>> begin

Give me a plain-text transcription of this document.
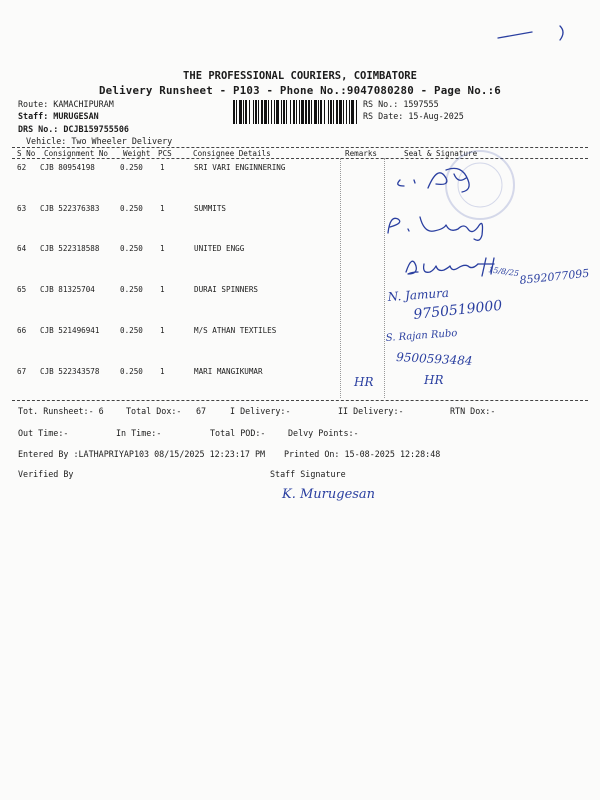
THE PROFESSIONAL COURIERS, COIMBATORE
Delivery Runsheet - P103 - Phone No.:9047080280 - Page No.:6
Route: KAMACHIPURAM
Staff: MURUGESAN
DRS No.: DCJB159755506
Vehicle: Two Wheeler Delivery
RS No.: 1597555
RS Date: 15-Aug-2025
S No Consignment No Weight PCS	Consignee Details	Remarks	Seal & Signature
62 CJB 80954198	0.250 1	SRI VARI ENGINNERING
63 CJB 522376383	0.250 1	SUMMITS
64 CJB 522318588	0.250 1	UNITED ENGG
65 CJB 81325704	0.250 1	DURAI SPINNERS
66 CJB 521496941	0.250 1	M/S ATHAN TEXTILES
67 CJB 522343578	0.250 1	MARI MANGIKUMAR
15/8/25 8592077095
N. Jamura
9750519000
S. Rajan Rubo
9500593484
HR	HR
Tot. Runsheet:- 6	Total Dox:- 67	I Delivery:-	II Delivery:-	RTN Dox:-
Out Time:-	In Time:-	Total POD:-	Delvy Points:-
Entered By :LATHAPRIYAP103 08/15/2025 12:23:17 PM Printed On: 15-08-2025 12:28:48
Verified By	Staff Signature
K. Murugesan
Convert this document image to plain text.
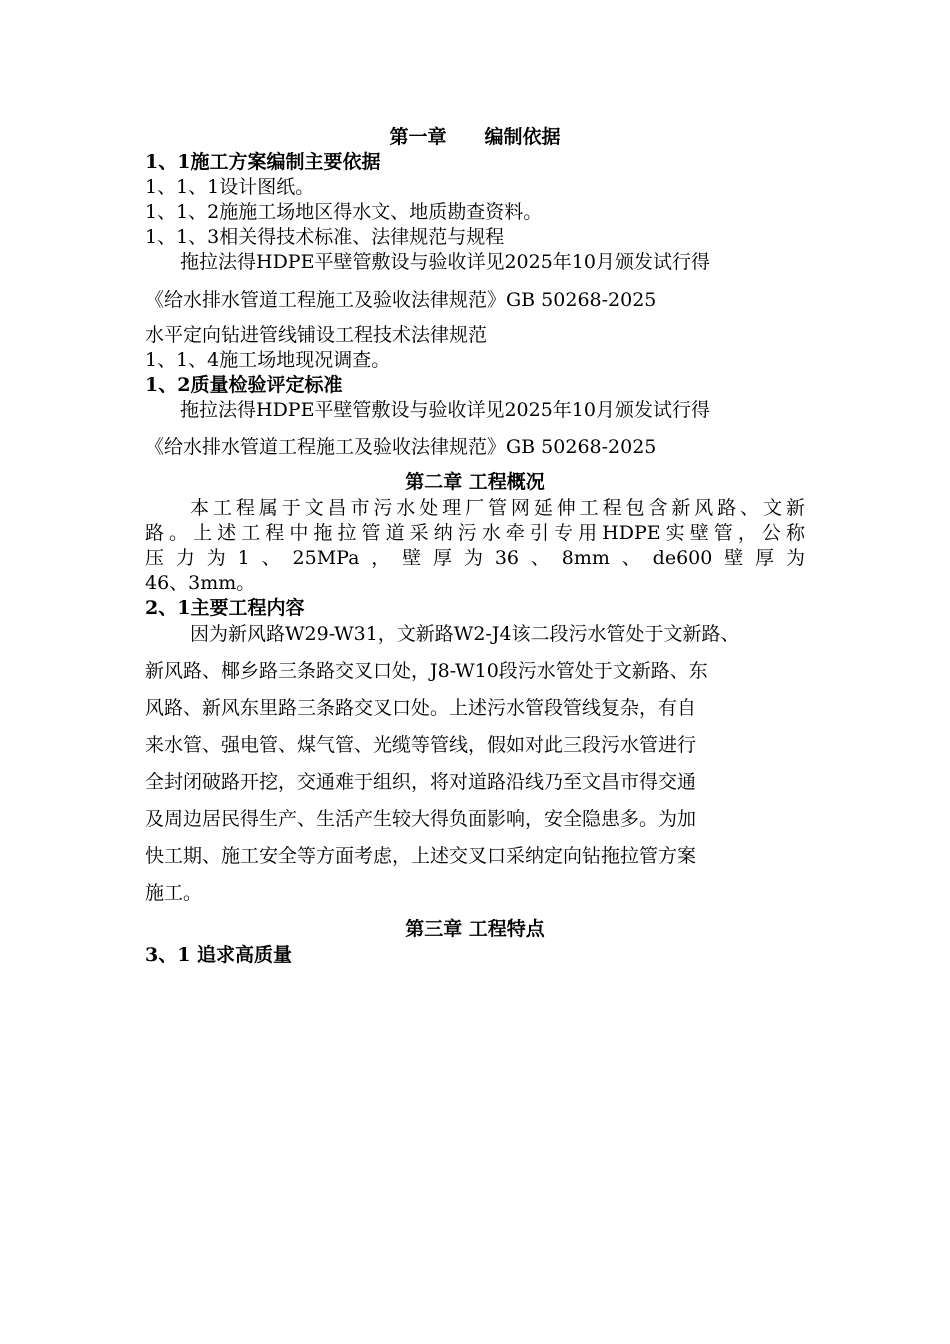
第一章　　编制依据
1、1施工方案编制主要依据
1、1、1设计图纸。
1、1、2施施工场地区得水文、地质勘查资料。
1、1、3相关得技术标准、法律规范与规程
拖拉法得HDPE平壁管敷设与验收详见2025年10月颁发试行得
《给水排水管道工程施工及验收法律规范》GB 50268-2025
水平定向钻进管线铺设工程技术法律规范
1、1、4施工场地现况调查。
1、2质量检验评定标准
拖拉法得HDPE平壁管敷设与验收详见2025年10月颁发试行得
《给水排水管道工程施工及验收法律规范》GB 50268-2025
第二章 工程概况
本工程属于文昌市污水处理厂管网延伸工程包含新风路、文新
路。上述工程中拖拉管道采纳污水牵引专用HDPE实壁管，公称
压力为1、25MPa，壁厚为36、8mm、de600壁厚为
46、3mm。
2、1主要工程内容
因为新风路W29-W31，文新路W2-J4该二段污水管处于文新路、
新风路、椰乡路三条路交叉口处，J8-W10段污水管处于文新路、东
风路、新风东里路三条路交叉口处。上述污水管段管线复杂，有自
来水管、强电管、煤气管、光缆等管线，假如对此三段污水管进行
全封闭破路开挖，交通难于组织，将对道路沿线乃至文昌市得交通
及周边居民得生产、生活产生较大得负面影响，安全隐患多。为加
快工期、施工安全等方面考虑，上述交叉口采纳定向钻拖拉管方案
施工。
第三章 工程特点
3、1 追求高质量
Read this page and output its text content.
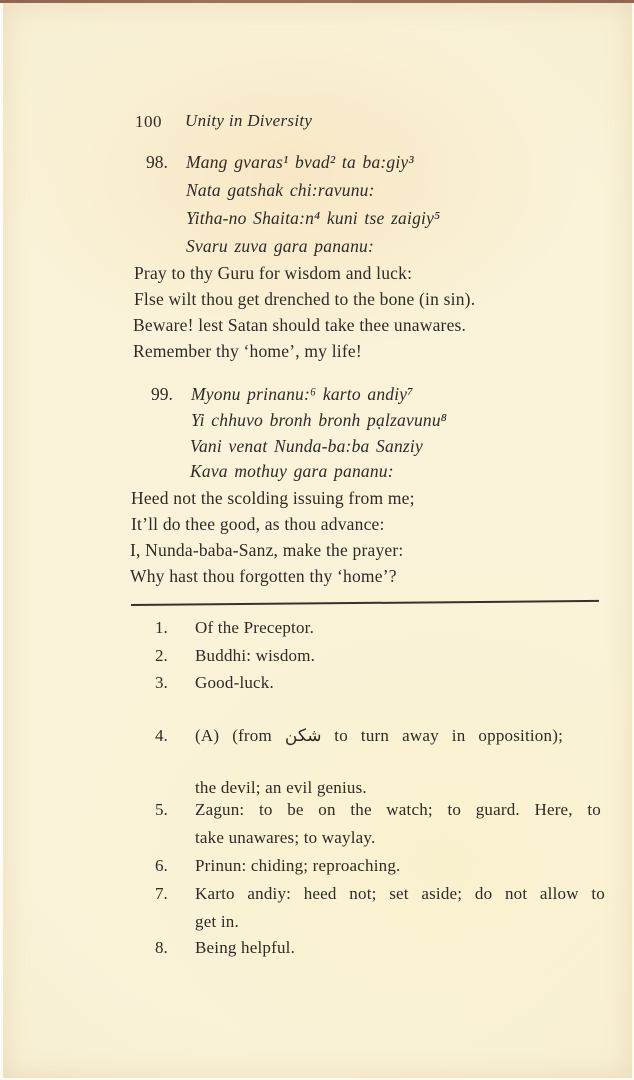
100 Unity in Diversity
98. Mang gvaras¹ bvad² ta ba:giy³
Nata gatshak chi:ravunu:
Yitha-no Shaita:n⁴ kuni tse zaigiy⁵
Svaru zuva gara pananu:
Pray to thy Guru for wisdom and luck:
Flse wilt thou get drenched to the bone (in sin).
Beware! lest Satan should take thee unawares.
Remember thy ‘home’, my life!
99. Myonu prinanu:⁶ karto andiy⁷
Yi chhuvo bronh bronh pạlzavunu⁸
Vani venat Nunda-ba:ba Sanziy
Kava mothuy gara pananu:
Heed not the scolding issuing from me;
It’ll do thee good, as thou advance:
I, Nunda-baba-Sanz, make the prayer:
Why hast thou forgotten thy ‘home’?
1. Of the Preceptor.
2. Buddhi: wisdom.
3. Good-luck.
4. (A) (from شكن to turn away in opposition);
the devil; an evil genius.
5. Zagun: to be on the watch; to guard. Here, to
take unawares; to waylay.
6. Prinun: chiding; reproaching.
7. Karto andiy: heed not; set aside; do not allow to
get in.
8. Being helpful.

>> end

__Goal__:
Copy each line containing the word "Signature" from the data.

__The answer__:
S No Consignment No Weight PCS	Consignee Details	Remarks	Seal & Signature
Verified By	Staff Signature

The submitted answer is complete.